Directions for this task: Check every line of the entries for "való", and copy the lines that hold it.

[START Given data]

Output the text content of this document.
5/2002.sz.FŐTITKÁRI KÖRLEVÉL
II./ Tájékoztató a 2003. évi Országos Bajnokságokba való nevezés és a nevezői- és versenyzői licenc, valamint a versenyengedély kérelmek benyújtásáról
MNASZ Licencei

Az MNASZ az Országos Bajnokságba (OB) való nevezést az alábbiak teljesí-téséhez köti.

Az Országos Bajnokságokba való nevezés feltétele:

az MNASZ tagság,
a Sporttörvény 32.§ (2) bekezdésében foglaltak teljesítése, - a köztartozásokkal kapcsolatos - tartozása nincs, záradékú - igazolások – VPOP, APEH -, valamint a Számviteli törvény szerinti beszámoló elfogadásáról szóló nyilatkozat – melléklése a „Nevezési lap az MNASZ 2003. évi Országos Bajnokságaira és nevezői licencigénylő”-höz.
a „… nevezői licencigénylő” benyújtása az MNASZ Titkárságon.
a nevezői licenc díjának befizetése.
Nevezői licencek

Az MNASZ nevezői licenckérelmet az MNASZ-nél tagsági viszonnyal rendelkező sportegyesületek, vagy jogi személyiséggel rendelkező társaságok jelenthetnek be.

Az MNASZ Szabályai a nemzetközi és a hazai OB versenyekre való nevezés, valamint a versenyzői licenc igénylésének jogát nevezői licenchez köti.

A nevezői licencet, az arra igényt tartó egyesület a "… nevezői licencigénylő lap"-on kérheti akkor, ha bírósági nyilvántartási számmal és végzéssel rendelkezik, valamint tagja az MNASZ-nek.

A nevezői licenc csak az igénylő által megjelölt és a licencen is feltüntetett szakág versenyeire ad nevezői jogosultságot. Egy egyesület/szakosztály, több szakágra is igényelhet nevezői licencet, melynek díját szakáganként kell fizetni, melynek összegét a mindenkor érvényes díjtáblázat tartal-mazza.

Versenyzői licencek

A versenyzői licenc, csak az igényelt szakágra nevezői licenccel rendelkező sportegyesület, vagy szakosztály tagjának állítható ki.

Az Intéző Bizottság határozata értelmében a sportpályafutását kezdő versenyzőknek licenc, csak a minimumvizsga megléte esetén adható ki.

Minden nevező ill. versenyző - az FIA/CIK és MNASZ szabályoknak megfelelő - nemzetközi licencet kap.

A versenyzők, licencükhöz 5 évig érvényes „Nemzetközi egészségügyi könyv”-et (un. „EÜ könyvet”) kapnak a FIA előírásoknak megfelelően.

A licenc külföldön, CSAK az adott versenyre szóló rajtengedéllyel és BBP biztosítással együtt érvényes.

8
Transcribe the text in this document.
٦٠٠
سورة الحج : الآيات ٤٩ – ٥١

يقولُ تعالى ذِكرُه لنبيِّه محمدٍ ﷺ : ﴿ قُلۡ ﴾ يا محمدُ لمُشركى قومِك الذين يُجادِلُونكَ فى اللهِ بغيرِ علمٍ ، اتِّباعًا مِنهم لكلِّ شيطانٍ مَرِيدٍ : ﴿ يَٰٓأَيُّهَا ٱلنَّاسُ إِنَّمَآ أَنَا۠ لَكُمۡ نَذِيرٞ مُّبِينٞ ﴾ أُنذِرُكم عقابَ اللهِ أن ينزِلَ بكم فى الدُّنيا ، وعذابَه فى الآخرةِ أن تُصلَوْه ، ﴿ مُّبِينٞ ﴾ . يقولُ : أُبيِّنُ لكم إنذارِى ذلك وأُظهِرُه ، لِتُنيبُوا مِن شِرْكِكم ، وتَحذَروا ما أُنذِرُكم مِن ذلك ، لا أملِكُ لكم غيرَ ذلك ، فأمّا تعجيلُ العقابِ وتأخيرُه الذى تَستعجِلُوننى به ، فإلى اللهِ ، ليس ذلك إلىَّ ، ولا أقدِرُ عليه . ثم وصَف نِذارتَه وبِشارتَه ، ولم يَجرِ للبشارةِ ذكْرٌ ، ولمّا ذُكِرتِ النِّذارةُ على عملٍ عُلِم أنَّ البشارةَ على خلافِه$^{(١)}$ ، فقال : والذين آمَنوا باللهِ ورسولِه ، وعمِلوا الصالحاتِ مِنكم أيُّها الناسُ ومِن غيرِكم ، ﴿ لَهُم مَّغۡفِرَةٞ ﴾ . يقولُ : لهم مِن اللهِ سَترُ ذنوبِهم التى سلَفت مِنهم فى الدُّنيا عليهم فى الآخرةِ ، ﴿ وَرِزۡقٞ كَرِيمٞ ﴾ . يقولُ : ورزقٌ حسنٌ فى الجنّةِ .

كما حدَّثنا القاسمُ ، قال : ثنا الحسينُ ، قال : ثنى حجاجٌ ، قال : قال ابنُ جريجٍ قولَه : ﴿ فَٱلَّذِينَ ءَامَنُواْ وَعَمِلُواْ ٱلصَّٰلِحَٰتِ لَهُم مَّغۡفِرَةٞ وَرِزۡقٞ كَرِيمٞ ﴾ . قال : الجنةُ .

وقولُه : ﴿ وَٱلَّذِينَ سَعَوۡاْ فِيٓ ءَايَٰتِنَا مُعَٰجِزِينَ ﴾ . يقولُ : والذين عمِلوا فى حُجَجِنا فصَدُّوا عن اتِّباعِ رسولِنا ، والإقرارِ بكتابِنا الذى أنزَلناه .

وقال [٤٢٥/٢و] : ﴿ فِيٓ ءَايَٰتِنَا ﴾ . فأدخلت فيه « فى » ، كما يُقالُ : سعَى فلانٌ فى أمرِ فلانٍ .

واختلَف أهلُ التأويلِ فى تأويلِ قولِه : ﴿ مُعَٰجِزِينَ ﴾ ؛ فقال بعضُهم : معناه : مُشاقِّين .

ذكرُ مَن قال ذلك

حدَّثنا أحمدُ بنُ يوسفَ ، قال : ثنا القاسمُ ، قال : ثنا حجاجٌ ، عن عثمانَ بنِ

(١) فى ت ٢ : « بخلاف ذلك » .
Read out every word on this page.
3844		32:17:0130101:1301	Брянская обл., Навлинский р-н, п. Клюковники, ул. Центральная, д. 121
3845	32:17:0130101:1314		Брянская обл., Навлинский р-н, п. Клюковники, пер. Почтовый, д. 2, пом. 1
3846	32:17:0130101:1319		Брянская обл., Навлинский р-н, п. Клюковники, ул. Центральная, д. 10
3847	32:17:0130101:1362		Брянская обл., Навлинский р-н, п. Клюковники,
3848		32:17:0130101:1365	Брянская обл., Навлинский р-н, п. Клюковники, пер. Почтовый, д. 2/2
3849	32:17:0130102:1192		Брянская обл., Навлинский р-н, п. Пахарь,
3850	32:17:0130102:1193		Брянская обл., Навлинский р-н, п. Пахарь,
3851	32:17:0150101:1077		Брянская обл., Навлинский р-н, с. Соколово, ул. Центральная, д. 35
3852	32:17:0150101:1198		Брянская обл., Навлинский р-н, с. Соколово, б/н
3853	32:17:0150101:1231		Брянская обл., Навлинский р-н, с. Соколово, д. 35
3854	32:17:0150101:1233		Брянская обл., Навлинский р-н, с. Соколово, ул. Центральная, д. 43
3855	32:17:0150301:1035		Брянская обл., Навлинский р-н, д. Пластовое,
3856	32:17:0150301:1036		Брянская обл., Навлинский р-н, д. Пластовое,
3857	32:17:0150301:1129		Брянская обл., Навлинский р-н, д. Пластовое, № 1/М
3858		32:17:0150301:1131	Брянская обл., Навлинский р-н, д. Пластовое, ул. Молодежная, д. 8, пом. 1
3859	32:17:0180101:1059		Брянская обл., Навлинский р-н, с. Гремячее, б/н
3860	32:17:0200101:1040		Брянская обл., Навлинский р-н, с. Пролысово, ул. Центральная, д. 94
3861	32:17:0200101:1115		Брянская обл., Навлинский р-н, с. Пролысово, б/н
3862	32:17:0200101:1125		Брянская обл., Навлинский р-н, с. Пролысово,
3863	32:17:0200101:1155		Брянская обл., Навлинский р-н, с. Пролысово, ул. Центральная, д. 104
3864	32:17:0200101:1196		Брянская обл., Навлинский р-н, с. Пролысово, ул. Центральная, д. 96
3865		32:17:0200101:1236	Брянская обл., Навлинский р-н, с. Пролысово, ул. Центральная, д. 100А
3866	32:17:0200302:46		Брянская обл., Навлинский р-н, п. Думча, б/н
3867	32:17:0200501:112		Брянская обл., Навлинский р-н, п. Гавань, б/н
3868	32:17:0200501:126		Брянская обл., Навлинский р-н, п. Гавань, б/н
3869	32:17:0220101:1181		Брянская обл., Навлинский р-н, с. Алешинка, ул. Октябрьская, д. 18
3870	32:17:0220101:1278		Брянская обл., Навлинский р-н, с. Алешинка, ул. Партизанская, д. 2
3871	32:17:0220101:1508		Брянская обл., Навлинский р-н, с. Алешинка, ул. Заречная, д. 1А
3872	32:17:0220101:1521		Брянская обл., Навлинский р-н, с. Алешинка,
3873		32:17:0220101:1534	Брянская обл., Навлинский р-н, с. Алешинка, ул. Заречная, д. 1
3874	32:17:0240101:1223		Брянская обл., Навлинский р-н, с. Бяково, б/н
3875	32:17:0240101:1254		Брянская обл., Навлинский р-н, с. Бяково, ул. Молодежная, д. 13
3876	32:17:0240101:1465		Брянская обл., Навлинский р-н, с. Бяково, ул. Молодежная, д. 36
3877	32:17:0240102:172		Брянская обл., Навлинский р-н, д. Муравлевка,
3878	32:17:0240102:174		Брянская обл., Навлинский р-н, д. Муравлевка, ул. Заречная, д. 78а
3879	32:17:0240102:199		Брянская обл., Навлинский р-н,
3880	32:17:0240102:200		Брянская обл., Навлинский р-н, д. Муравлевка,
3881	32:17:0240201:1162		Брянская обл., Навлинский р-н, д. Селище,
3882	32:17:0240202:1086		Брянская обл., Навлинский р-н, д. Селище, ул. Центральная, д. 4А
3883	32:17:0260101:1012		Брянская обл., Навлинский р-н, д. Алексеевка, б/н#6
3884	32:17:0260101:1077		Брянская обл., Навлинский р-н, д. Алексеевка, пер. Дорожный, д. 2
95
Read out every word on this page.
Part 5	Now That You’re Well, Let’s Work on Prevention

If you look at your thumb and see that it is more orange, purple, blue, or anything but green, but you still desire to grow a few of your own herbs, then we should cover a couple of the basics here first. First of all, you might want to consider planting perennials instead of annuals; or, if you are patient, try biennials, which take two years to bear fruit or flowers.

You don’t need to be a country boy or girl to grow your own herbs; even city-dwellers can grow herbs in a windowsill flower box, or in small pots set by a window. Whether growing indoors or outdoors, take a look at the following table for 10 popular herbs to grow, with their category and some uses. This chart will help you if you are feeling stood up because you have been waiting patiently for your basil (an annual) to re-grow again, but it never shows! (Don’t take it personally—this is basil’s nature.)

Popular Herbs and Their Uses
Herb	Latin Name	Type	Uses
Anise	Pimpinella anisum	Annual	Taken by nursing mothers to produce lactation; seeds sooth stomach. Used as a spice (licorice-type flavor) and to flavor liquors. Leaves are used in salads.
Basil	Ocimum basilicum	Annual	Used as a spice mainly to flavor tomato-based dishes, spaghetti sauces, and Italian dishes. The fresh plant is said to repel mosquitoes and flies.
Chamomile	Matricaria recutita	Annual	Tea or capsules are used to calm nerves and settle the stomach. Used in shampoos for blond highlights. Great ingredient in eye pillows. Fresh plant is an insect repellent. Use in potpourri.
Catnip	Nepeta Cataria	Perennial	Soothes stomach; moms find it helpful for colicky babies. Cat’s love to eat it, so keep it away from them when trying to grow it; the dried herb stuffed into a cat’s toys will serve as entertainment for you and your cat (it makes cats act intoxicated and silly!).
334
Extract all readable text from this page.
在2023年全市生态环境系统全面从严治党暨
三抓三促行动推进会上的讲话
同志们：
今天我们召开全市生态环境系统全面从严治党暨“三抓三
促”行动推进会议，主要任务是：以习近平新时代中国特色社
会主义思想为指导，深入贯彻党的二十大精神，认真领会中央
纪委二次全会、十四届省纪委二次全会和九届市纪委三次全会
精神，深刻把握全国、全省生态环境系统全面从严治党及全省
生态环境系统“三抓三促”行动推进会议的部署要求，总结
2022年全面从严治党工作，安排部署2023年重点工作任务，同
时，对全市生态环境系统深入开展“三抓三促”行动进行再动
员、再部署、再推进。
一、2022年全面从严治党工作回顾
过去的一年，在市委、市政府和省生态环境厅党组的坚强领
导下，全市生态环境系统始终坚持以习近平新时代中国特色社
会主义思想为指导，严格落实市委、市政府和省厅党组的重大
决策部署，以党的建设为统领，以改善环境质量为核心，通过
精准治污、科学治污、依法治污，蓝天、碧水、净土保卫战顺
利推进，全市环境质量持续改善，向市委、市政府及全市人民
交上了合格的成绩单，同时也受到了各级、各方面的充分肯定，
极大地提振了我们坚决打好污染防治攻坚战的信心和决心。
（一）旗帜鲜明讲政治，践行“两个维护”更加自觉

[END Given data]

Result of this task:
II./ Tájékoztató a 2003. évi Országos Bajnokságokba való nevezés és a nevezői- és versenyzői licenc, valamint a versenyengedély kérelmek benyújtásáról
Az MNASZ az Országos Bajnokságba (OB) való nevezést az alábbiak teljesí-téséhez köti.
Az Országos Bajnokságokba való nevezés feltétele:
Az MNASZ Szabályai a nemzetközi és a hazai OB versenyekre való nevezés, valamint a versenyzői licenc igénylésének jogát nevezői licenchez köti.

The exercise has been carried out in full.